### Exercise requirements
Leaving the pictures aside, transcribe every line below exactly.
+ + + + + + +
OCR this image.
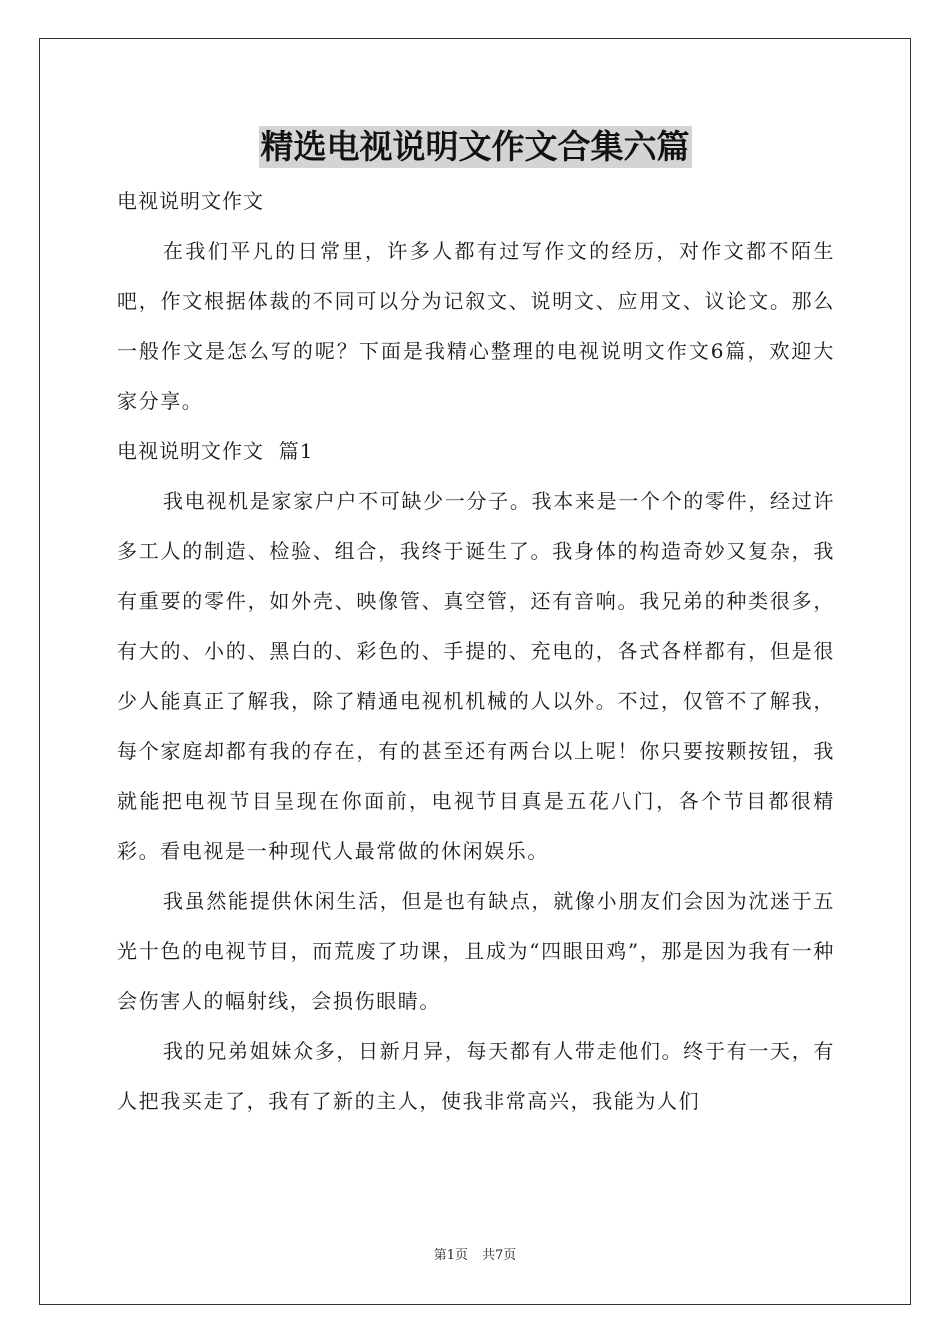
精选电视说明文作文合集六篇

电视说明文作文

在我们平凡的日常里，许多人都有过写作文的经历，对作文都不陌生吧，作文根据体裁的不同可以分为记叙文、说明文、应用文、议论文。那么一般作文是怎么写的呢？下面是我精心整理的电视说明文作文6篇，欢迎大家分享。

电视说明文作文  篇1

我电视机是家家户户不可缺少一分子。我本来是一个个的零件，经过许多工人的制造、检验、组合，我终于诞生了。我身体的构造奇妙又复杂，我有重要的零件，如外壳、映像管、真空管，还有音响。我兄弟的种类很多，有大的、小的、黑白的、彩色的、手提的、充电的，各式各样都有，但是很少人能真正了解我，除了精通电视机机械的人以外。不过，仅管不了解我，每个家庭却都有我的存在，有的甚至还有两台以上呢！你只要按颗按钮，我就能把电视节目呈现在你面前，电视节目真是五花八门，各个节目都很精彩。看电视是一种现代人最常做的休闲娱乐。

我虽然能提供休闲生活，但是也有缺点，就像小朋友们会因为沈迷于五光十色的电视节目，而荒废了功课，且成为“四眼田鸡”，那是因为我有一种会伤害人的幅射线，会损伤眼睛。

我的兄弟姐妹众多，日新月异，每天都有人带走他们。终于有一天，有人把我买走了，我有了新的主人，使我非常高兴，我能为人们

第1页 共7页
+ + + + + + +
### Worked answer
OCR this image.
精选电视说明文作文合集六篇

电视说明文作文

在我们平凡的日常里，许多人都有过写作文的经历，对作文都不陌生吧，作文根据体裁的不同可以分为记叙文、说明文、应用文、议论文。那么一般作文是怎么写的呢？下面是我精心整理的电视说明文作文6篇，欢迎大家分享。

电视说明文作文  篇1

我电视机是家家户户不可缺少一分子。我本来是一个个的零件，经过许多工人的制造、检验、组合，我终于诞生了。我身体的构造奇妙又复杂，我有重要的零件，如外壳、映像管、真空管，还有音响。我兄弟的种类很多，有大的、小的、黑白的、彩色的、手提的、充电的，各式各样都有，但是很少人能真正了解我，除了精通电视机机械的人以外。不过，仅管不了解我，每个家庭却都有我的存在，有的甚至还有两台以上呢！你只要按颗按钮，我就能把电视节目呈现在你面前，电视节目真是五花八门，各个节目都很精彩。看电视是一种现代人最常做的休闲娱乐。

我虽然能提供休闲生活，但是也有缺点，就像小朋友们会因为沈迷于五光十色的电视节目，而荒废了功课，且成为“四眼田鸡”，那是因为我有一种会伤害人的幅射线，会损伤眼睛。

我的兄弟姐妹众多，日新月异，每天都有人带走他们。终于有一天，有人把我买走了，我有了新的主人，使我非常高兴，我能为人们

第1页 共7页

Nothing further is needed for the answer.